- Records shown

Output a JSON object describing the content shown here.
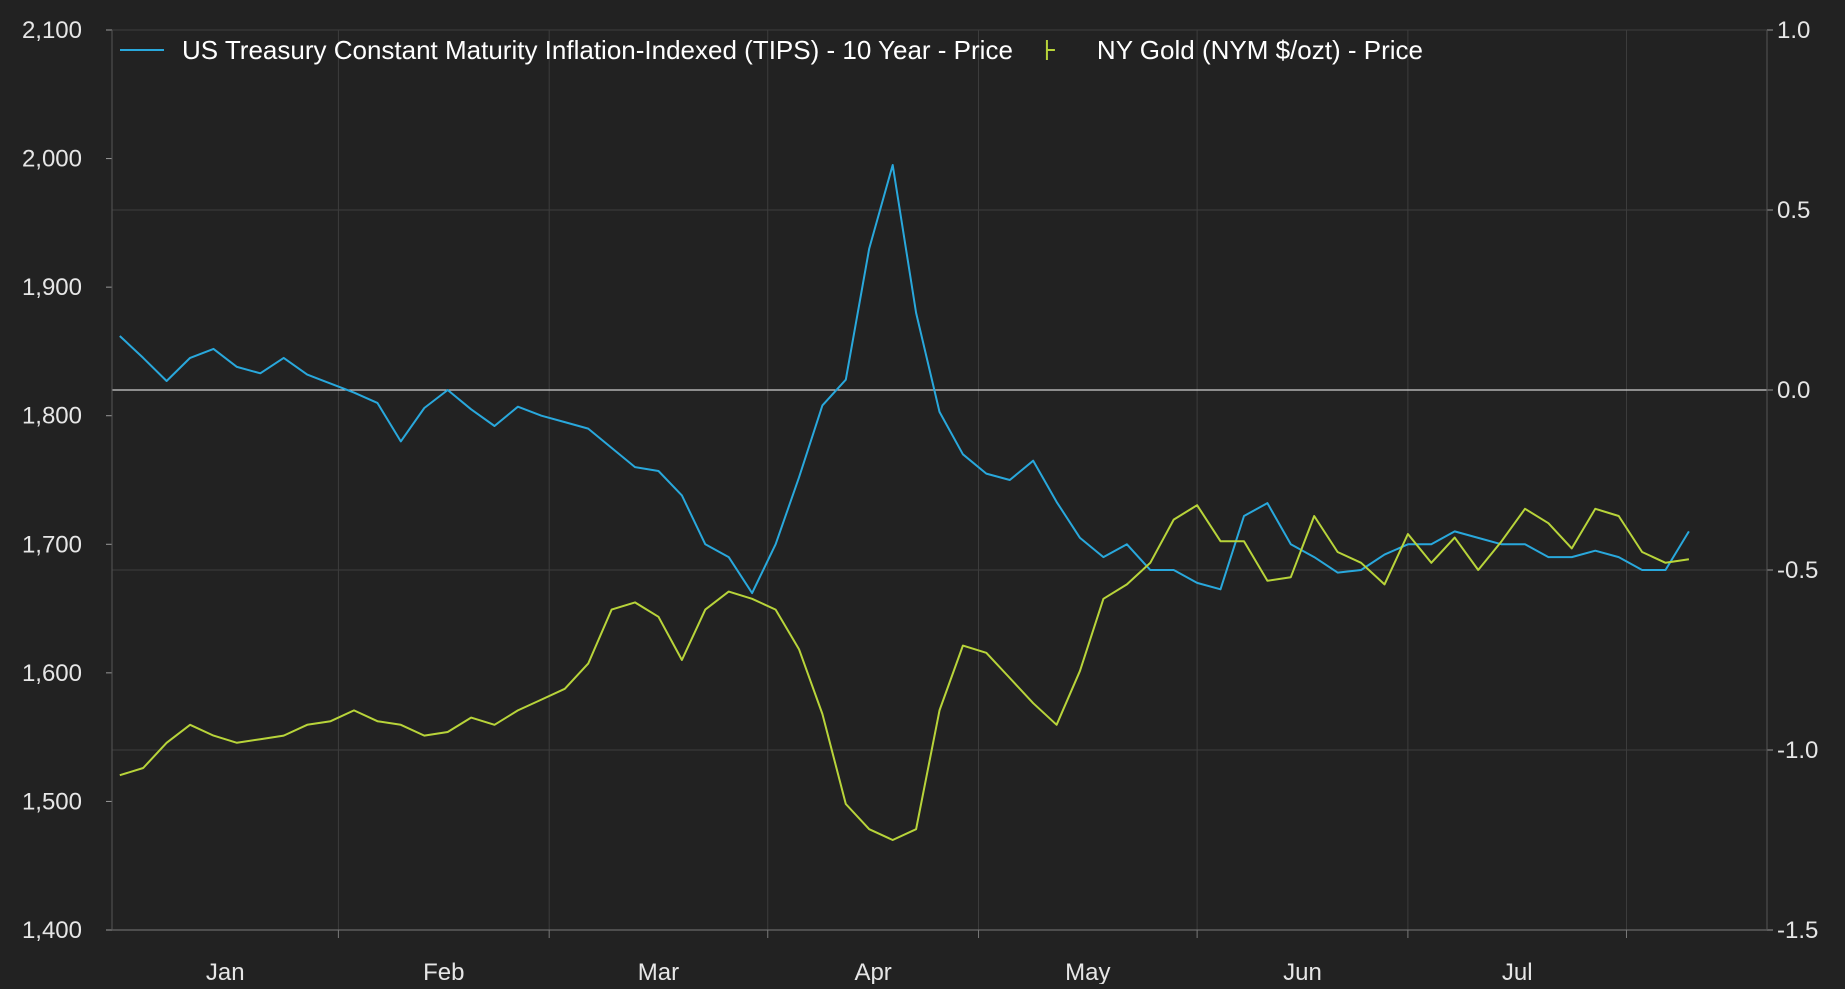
{
  "chart_data": {
    "type": "line",
    "title": "",
    "xlabel": "",
    "x_ticks": [
      "Jan",
      "Feb",
      "Mar",
      "Apr",
      "May",
      "Jun",
      "Jul"
    ],
    "y_left": {
      "range": [
        1400,
        2100
      ],
      "ticks": [
        "1,400",
        "1,500",
        "1,600",
        "1,700",
        "1,800",
        "1,900",
        "2,000",
        "2,100"
      ]
    },
    "y_right": {
      "range": [
        -1.5,
        1.0
      ],
      "ticks": [
        "-1.5",
        "-1.0",
        "-0.5",
        "0.0",
        "0.5",
        "1.0"
      ]
    },
    "grid": true,
    "legend_placement": "top",
    "series": [
      {
        "name": "US Treasury Constant Maturity Inflation-Indexed (TIPS) - 10 Year - Price",
        "axis": "left",
        "color": "#29a8dc",
        "x": [
          1,
          4,
          7,
          10,
          13,
          16,
          19,
          22,
          25,
          28,
          31,
          34,
          37,
          40,
          43,
          46,
          49,
          52,
          55,
          58,
          61,
          64,
          67,
          70,
          73,
          76,
          79,
          82,
          85,
          88,
          91,
          94,
          97,
          100,
          103,
          106,
          109,
          112,
          115,
          118,
          121,
          124,
          127,
          130,
          133,
          136,
          139,
          142,
          145,
          148,
          151,
          154,
          157,
          160,
          163,
          166,
          169,
          172,
          175,
          178,
          181,
          184,
          187,
          190,
          193,
          196,
          199,
          202
        ],
        "y": [
          1862,
          1845,
          1827,
          1845,
          1852,
          1838,
          1833,
          1845,
          1832,
          1825,
          1818,
          1810,
          1780,
          1806,
          1820,
          1805,
          1792,
          1807,
          1800,
          1795,
          1790,
          1775,
          1760,
          1757,
          1738,
          1700,
          1690,
          1662,
          1700,
          1752,
          1808,
          1828,
          1930,
          1995,
          1880,
          1803,
          1770,
          1755,
          1750,
          1765,
          1733,
          1705,
          1690,
          1700,
          1680,
          1680,
          1670,
          1665,
          1722,
          1732,
          1700,
          1690,
          1678,
          1680,
          1692,
          1700,
          1700,
          1710,
          1705,
          1700,
          1700,
          1690,
          1690,
          1695,
          1690,
          1680,
          1680,
          1710
        ]
      },
      {
        "name": "NY Gold (NYM $/ozt) - Price",
        "axis": "right",
        "color": "#b8d43a",
        "x": [
          1,
          4,
          7,
          10,
          13,
          16,
          19,
          22,
          25,
          28,
          31,
          34,
          37,
          40,
          43,
          46,
          49,
          52,
          55,
          58,
          61,
          64,
          67,
          70,
          73,
          76,
          79,
          82,
          85,
          88,
          91,
          94,
          97,
          100,
          103,
          106,
          109,
          112,
          115,
          118,
          121,
          124,
          127,
          130,
          133,
          136,
          139,
          142,
          145,
          148,
          151,
          154,
          157,
          160,
          163,
          166,
          169,
          172,
          175,
          178,
          181,
          184,
          187,
          190,
          193,
          196,
          199,
          202
        ],
        "y": [
          -1.07,
          -1.05,
          -0.98,
          -0.93,
          -0.96,
          -0.98,
          -0.97,
          -0.96,
          -0.93,
          -0.92,
          -0.89,
          -0.92,
          -0.93,
          -0.96,
          -0.95,
          -0.91,
          -0.93,
          -0.89,
          -0.86,
          -0.83,
          -0.76,
          -0.61,
          -0.59,
          -0.63,
          -0.75,
          -0.61,
          -0.56,
          -0.58,
          -0.61,
          -0.72,
          -0.9,
          -1.15,
          -1.22,
          -1.25,
          -1.22,
          -0.89,
          -0.71,
          -0.73,
          -0.8,
          -0.87,
          -0.93,
          -0.78,
          -0.58,
          -0.54,
          -0.48,
          -0.36,
          -0.32,
          -0.42,
          -0.42,
          -0.53,
          -0.52,
          -0.35,
          -0.45,
          -0.48,
          -0.54,
          -0.4,
          -0.48,
          -0.41,
          -0.5,
          -0.42,
          -0.33,
          -0.37,
          -0.44,
          -0.33,
          -0.35,
          -0.45,
          -0.48,
          -0.47
        ],
        "note_unused": null
      }
    ]
  }
}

- Request
Copy each line above containing the string "name".

- Answer
        "name": "US Treasury Constant Maturity Inflation-Indexed (TIPS) - 10 Year - Price",
        "name": "NY Gold (NYM $/ozt) - Price",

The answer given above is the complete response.